- [DATA LISTING]
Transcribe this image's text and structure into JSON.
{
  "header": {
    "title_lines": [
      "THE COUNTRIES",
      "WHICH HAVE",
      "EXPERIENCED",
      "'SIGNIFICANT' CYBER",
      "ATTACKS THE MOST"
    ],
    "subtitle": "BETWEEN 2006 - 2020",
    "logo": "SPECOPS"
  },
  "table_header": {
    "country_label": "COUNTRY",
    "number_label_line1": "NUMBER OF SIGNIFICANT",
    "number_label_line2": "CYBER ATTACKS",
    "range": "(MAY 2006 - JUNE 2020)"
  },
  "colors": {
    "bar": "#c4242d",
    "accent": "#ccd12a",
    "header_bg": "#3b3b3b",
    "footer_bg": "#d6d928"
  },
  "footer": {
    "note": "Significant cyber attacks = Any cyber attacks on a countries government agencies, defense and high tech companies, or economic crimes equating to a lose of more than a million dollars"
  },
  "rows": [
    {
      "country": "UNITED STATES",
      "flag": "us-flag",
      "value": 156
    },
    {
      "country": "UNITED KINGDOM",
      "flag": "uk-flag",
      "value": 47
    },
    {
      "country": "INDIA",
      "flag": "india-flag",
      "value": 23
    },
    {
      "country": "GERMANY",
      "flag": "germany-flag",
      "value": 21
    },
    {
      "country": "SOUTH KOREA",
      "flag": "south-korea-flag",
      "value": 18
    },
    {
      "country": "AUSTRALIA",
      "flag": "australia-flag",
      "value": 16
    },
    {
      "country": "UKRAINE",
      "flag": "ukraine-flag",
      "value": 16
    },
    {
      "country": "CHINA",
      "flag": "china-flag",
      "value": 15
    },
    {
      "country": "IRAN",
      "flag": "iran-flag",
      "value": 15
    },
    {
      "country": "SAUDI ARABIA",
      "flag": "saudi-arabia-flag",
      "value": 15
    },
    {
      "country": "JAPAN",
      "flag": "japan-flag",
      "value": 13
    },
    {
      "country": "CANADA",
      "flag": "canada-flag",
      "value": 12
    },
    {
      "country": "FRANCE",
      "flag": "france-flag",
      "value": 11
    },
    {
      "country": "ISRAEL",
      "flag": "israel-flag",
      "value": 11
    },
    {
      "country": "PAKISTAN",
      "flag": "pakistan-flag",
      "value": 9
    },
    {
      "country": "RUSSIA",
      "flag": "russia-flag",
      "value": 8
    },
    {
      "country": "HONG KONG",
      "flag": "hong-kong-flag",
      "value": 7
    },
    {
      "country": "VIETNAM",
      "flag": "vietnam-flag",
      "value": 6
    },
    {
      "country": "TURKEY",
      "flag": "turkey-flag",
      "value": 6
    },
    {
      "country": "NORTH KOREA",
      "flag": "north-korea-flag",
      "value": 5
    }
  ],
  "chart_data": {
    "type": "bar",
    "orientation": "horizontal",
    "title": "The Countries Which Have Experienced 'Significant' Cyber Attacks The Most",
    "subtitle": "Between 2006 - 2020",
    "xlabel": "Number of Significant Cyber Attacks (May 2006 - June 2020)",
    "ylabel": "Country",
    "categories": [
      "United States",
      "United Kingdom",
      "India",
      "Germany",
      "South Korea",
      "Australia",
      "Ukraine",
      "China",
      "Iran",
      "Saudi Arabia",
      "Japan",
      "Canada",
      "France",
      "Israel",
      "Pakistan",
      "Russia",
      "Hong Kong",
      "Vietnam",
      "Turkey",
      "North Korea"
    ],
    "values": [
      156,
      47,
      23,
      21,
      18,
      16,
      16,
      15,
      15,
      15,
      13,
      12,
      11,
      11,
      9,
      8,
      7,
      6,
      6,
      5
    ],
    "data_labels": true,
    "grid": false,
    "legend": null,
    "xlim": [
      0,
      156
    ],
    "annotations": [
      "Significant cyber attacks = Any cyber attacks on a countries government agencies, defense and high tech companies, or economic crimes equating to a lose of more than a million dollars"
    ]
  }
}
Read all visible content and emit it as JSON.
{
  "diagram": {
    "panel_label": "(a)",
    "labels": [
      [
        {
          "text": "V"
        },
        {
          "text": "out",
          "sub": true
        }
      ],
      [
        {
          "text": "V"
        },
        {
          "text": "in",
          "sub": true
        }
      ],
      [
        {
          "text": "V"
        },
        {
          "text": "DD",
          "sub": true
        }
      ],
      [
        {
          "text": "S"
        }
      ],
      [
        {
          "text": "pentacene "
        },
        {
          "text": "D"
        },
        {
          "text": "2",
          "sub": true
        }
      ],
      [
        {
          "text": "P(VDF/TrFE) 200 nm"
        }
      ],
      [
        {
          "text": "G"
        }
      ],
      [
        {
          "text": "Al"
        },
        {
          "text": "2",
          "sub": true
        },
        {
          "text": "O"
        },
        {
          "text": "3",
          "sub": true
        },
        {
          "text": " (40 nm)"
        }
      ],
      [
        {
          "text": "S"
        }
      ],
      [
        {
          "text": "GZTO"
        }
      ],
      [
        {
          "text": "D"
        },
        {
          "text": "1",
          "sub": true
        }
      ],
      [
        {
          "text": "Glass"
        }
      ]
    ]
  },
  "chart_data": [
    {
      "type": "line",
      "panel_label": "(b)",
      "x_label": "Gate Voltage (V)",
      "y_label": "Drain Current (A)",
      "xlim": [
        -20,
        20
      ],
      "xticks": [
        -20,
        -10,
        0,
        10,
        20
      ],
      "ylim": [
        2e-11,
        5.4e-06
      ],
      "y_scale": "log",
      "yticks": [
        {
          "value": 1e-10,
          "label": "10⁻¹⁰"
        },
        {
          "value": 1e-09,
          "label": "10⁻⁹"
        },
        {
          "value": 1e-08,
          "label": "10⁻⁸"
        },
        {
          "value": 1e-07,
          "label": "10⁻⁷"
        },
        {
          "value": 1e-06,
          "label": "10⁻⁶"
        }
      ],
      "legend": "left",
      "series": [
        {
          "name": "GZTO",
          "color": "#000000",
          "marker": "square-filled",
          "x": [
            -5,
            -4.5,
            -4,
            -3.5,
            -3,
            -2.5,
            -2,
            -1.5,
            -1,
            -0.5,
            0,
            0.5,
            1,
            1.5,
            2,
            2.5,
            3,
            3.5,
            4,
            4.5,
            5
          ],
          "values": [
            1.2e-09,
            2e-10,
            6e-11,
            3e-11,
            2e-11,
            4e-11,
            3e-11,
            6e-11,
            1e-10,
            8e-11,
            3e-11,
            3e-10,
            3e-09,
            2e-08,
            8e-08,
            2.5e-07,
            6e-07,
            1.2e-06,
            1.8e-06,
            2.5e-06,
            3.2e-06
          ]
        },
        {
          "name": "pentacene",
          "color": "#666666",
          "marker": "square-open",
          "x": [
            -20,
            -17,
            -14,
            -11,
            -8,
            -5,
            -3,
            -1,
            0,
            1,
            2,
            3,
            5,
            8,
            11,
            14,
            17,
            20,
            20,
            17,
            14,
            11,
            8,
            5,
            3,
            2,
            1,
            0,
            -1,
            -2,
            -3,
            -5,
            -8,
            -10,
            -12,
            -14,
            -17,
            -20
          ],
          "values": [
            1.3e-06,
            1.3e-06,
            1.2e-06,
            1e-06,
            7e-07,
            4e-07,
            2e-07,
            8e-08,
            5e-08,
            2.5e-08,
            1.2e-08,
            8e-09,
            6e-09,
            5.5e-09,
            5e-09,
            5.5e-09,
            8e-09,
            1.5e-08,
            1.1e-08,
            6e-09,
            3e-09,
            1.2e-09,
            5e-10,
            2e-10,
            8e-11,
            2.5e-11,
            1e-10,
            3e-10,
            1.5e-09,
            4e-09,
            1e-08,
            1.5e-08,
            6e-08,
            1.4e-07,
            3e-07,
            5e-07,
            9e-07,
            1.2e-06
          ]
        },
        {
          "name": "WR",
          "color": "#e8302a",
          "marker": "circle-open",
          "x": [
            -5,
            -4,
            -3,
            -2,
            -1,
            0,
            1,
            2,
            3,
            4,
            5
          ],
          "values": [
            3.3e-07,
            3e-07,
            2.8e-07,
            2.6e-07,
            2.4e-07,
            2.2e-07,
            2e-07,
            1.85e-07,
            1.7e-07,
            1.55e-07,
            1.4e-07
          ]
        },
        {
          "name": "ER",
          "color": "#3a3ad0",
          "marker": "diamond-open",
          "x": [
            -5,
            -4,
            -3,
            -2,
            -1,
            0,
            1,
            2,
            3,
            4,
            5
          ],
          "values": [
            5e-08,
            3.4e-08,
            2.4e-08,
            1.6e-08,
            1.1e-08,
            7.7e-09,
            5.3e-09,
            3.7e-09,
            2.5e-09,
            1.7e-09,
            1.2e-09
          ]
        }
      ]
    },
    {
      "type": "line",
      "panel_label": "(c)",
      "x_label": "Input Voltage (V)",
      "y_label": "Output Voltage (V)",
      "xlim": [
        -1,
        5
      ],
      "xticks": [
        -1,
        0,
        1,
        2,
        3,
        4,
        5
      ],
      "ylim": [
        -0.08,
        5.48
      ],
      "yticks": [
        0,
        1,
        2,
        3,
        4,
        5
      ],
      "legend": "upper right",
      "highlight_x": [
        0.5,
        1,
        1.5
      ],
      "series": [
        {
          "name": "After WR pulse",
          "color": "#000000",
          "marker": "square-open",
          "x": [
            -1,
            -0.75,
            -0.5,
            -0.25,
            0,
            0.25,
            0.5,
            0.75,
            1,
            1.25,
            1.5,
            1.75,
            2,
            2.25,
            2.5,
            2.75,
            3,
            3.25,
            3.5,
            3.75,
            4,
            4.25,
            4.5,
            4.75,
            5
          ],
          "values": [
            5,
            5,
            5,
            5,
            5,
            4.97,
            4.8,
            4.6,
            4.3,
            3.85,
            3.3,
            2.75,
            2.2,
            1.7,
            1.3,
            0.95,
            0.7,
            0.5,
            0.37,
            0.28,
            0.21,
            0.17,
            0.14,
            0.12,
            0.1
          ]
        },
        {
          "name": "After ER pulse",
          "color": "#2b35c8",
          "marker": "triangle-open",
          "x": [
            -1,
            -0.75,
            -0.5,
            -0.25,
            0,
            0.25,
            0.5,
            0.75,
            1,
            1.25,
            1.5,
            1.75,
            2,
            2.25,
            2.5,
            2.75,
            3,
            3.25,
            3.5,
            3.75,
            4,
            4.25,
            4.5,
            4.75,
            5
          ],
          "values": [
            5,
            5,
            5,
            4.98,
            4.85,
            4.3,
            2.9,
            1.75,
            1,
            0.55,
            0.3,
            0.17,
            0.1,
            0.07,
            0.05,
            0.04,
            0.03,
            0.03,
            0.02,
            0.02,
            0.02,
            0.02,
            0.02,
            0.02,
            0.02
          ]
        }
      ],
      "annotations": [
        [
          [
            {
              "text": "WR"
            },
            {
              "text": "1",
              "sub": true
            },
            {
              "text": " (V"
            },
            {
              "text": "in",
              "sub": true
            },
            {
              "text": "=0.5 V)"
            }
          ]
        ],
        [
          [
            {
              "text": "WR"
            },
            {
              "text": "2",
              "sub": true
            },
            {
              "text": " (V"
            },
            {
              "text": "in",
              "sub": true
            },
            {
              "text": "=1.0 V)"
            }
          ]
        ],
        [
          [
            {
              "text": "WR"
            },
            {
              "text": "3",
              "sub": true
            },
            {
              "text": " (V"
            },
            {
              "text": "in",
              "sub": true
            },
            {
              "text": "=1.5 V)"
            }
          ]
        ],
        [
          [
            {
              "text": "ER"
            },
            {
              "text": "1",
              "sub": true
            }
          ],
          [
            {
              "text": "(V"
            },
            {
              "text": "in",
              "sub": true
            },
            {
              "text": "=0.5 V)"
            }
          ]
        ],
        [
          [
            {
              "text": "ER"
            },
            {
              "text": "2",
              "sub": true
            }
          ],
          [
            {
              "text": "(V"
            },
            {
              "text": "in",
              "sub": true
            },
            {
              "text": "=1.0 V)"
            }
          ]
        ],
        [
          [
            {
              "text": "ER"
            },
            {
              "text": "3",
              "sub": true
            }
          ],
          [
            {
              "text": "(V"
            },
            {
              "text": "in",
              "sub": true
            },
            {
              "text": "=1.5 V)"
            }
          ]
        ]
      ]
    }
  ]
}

- [TASK STATEMENT] Show every line of the listing in which the string "more" can be found.

- [THE RESPONSE]
    "note": "Significant cyber attacks = Any cyber attacks on a countries government agencies, defense and high tech companies, or economic crimes equating to a lose of more than a million dollars"
      "Significant cyber attacks = Any cyber attacks on a countries government agencies, defense and high tech companies, or economic crimes equating to a lose of more than a million dollars"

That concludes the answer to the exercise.